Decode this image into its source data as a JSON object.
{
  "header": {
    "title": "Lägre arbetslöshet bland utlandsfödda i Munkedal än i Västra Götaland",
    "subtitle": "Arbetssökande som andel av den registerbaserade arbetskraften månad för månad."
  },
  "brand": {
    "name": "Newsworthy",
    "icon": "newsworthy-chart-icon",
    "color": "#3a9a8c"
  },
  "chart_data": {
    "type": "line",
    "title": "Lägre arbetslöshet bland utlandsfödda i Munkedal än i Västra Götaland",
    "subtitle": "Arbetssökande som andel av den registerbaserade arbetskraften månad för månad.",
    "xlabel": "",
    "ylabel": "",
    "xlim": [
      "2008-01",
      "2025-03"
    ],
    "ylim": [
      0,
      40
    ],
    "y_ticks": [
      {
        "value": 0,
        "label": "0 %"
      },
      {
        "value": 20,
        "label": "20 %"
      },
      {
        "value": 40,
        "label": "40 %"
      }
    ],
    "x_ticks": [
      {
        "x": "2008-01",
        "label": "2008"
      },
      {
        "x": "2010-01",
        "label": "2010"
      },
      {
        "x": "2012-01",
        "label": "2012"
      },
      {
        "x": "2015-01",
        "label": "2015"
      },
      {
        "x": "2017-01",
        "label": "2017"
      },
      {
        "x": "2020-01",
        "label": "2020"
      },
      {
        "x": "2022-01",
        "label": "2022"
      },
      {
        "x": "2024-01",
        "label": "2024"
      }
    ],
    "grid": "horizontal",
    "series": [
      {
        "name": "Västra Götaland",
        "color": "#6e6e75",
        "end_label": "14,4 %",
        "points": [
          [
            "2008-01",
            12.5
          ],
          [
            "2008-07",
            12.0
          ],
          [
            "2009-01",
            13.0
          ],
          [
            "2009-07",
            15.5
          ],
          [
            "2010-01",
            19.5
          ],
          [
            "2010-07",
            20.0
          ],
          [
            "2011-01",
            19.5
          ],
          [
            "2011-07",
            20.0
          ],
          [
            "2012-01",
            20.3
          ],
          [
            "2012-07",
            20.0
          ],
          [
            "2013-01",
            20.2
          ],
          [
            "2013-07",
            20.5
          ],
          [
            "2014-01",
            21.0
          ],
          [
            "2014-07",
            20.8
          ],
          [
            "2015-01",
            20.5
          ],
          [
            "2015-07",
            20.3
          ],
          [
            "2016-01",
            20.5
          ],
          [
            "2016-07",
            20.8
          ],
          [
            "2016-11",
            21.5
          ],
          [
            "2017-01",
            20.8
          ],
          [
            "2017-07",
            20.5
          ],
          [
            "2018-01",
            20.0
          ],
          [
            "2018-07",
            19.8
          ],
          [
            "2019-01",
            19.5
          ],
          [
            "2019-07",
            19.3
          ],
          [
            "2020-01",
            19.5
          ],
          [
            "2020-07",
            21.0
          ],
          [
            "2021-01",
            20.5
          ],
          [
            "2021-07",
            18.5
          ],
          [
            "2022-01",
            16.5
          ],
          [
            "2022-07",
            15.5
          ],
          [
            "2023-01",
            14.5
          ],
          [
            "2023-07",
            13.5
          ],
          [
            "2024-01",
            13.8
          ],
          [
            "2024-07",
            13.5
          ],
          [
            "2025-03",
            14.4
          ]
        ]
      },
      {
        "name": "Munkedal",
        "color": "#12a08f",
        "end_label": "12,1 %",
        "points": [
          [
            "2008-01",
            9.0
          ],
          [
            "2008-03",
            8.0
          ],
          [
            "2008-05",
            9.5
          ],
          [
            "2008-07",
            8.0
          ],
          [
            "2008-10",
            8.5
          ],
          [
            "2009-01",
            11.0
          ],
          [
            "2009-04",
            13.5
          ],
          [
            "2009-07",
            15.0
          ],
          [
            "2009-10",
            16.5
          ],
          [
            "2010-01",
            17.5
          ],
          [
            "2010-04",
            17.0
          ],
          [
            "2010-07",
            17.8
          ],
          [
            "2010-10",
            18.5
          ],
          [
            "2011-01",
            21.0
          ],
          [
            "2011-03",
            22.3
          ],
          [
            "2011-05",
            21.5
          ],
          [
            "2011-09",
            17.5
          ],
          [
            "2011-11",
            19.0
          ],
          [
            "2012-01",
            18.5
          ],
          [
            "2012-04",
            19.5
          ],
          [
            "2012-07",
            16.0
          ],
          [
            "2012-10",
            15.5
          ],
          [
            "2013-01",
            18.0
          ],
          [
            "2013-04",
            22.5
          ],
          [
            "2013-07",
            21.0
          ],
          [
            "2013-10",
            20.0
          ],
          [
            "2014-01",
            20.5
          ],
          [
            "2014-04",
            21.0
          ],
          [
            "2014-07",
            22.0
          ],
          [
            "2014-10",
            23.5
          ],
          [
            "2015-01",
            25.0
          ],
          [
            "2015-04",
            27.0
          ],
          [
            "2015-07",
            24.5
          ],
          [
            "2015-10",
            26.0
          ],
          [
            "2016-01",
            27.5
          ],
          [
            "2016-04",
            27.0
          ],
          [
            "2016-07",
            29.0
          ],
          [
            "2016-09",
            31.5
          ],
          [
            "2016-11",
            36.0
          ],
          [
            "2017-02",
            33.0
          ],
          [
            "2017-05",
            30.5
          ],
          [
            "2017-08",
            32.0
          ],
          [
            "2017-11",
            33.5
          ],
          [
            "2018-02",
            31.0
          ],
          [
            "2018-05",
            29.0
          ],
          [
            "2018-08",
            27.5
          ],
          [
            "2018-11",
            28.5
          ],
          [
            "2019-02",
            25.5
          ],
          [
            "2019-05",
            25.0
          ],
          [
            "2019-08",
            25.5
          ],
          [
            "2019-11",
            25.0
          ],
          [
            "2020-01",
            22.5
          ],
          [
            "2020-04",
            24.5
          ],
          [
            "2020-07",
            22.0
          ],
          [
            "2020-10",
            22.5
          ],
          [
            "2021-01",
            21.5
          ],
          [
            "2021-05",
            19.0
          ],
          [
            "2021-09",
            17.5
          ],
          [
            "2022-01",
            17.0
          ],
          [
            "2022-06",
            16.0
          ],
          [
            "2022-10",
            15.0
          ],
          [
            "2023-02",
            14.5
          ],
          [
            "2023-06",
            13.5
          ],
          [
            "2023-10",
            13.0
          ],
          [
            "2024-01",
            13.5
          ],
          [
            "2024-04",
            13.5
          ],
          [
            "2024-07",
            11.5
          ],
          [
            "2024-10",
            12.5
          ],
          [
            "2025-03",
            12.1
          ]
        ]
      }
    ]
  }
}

+---+

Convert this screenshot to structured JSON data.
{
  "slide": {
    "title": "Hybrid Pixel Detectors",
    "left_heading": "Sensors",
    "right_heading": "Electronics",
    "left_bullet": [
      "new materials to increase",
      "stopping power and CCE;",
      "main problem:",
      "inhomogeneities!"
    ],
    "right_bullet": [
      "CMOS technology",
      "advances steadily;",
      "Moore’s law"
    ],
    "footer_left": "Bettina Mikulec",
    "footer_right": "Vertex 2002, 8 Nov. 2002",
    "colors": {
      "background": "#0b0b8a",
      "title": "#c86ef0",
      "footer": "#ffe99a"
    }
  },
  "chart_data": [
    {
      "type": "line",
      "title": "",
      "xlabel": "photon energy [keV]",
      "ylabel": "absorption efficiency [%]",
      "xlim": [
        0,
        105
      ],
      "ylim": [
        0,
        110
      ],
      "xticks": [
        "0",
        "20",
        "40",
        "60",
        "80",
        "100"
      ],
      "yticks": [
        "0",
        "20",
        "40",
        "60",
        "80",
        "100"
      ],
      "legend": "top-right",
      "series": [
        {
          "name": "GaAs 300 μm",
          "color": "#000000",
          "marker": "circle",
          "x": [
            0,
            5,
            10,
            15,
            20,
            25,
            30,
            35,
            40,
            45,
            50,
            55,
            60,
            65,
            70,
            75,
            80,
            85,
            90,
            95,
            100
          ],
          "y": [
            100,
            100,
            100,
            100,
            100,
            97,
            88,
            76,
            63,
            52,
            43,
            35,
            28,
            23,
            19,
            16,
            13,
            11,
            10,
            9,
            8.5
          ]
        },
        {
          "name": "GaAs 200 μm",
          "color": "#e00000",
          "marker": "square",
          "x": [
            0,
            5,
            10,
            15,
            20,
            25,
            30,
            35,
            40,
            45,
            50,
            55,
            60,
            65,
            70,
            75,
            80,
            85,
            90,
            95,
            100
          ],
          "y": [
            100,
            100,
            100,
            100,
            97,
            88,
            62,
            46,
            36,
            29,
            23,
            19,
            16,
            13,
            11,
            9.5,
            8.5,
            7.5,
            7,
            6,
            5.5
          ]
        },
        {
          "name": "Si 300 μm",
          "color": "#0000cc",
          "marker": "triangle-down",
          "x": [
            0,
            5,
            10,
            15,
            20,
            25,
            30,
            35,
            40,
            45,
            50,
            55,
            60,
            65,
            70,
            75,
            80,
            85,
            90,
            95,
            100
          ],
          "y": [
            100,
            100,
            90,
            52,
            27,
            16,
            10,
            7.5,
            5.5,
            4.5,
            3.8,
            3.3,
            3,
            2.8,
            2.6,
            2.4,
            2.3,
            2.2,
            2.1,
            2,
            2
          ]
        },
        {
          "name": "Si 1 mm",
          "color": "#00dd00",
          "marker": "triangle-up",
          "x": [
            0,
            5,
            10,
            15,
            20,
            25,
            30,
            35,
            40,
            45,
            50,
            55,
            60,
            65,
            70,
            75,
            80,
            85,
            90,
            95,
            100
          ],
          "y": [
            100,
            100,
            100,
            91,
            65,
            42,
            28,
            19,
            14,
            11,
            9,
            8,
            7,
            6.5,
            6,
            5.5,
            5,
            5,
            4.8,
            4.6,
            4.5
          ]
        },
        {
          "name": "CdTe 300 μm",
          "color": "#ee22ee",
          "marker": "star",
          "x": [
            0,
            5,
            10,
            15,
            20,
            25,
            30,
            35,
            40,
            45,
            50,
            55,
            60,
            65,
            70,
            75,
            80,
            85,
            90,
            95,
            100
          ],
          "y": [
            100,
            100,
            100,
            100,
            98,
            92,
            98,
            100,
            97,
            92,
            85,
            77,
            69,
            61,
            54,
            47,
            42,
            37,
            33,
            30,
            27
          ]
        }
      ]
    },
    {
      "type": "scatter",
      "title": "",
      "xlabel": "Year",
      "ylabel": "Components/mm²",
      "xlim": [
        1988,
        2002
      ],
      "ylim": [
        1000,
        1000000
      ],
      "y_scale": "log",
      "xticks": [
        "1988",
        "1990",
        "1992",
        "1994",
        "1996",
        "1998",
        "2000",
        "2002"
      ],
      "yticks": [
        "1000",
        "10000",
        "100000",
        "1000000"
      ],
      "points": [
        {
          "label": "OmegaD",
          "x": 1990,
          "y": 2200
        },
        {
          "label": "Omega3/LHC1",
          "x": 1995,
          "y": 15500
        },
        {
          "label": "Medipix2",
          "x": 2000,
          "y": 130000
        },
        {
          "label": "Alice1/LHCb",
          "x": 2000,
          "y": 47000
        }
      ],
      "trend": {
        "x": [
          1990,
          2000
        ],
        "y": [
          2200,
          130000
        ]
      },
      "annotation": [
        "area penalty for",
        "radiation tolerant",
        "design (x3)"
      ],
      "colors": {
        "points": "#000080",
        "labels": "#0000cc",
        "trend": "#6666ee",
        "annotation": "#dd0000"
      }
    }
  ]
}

+---+

Filter out all lines lacking the word "marker" and copy the rest.

■ **Task answer**
          "marker": "circle",
          "marker": "square",
          "marker": "triangle-down",
          "marker": "triangle-up",
          "marker": "star",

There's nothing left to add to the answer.